▸ **WHAT IS ASKED**
Quote every line as given.

▸ **PROVIDED MATERIAL**
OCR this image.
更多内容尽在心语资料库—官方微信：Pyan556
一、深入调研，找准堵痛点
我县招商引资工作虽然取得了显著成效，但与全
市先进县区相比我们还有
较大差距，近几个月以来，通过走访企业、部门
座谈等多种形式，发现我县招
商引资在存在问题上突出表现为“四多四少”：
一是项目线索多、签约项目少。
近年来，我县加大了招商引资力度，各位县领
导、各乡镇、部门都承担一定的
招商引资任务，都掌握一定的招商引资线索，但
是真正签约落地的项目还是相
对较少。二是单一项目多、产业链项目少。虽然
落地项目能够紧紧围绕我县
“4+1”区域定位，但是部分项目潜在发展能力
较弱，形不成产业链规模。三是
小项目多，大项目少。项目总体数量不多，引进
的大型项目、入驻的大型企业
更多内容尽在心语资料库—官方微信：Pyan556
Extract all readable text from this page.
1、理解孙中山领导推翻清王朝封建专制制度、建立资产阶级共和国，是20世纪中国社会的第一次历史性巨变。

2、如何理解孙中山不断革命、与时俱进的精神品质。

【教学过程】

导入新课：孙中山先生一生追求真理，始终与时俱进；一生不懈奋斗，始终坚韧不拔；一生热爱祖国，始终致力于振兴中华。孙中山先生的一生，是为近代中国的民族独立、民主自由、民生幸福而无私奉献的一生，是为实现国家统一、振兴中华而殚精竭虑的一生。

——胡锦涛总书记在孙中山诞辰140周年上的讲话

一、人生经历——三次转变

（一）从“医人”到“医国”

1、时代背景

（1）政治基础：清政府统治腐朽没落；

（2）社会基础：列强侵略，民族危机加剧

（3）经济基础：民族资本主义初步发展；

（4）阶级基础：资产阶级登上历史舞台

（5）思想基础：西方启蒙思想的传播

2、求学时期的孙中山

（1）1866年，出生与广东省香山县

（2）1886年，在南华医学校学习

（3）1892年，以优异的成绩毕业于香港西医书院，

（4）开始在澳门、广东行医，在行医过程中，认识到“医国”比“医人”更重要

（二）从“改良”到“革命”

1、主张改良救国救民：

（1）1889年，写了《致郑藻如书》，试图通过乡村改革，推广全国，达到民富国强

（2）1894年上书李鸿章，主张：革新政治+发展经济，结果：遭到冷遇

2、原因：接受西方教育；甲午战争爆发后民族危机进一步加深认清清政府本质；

▸ **FINAL RESULT**
OCR this image.
更多内容尽在心语资料库—官方微信：Pyan556
一、深入调研，找准堵痛点
我县招商引资工作虽然取得了显著成效，但与全
市先进县区相比我们还有
较大差距，近几个月以来，通过走访企业、部门
座谈等多种形式，发现我县招
商引资在存在问题上突出表现为“四多四少”：
一是项目线索多、签约项目少。
近年来，我县加大了招商引资力度，各位县领
导、各乡镇、部门都承担一定的
招商引资任务，都掌握一定的招商引资线索，但
是真正签约落地的项目还是相
对较少。二是单一项目多、产业链项目少。虽然
落地项目能够紧紧围绕我县
“4+1”区域定位，但是部分项目潜在发展能力
较弱，形不成产业链规模。三是
小项目多，大项目少。项目总体数量不多，引进
的大型项目、入驻的大型企业
更多内容尽在心语资料库—官方微信：Pyan556
Extract all readable text from this page.
1、理解孙中山领导推翻清王朝封建专制制度、建立资产阶级共和国，是20世纪中国社会的第一次历史性巨变。

2、如何理解孙中山不断革命、与时俱进的精神品质。

【教学过程】

导入新课：孙中山先生一生追求真理，始终与时俱进；一生不懈奋斗，始终坚韧不拔；一生热爱祖国，始终致力于振兴中华。孙中山先生的一生，是为近代中国的民族独立、民主自由、民生幸福而无私奉献的一生，是为实现国家统一、振兴中华而殚精竭虑的一生。

——胡锦涛总书记在孙中山诞辰140周年上的讲话

一、人生经历——三次转变

（一）从“医人”到“医国”

1、时代背景

（1）政治基础：清政府统治腐朽没落；

（2）社会基础：列强侵略，民族危机加剧

（3）经济基础：民族资本主义初步发展；

（4）阶级基础：资产阶级登上历史舞台

（5）思想基础：西方启蒙思想的传播

2、求学时期的孙中山

（1）1866年，出生与广东省香山县

（2）1886年，在南华医学校学习

（3）1892年，以优异的成绩毕业于香港西医书院，

（4）开始在澳门、广东行医，在行医过程中，认识到“医国”比“医人”更重要

（二）从“改良”到“革命”

1、主张改良救国救民：

（1）1889年，写了《致郑藻如书》，试图通过乡村改革，推广全国，达到民富国强

（2）1894年上书李鸿章，主张：革新政治+发展经济，结果：遭到冷遇

2、原因：接受西方教育；甲午战争爆发后民族危机进一步加深认清清政府本质；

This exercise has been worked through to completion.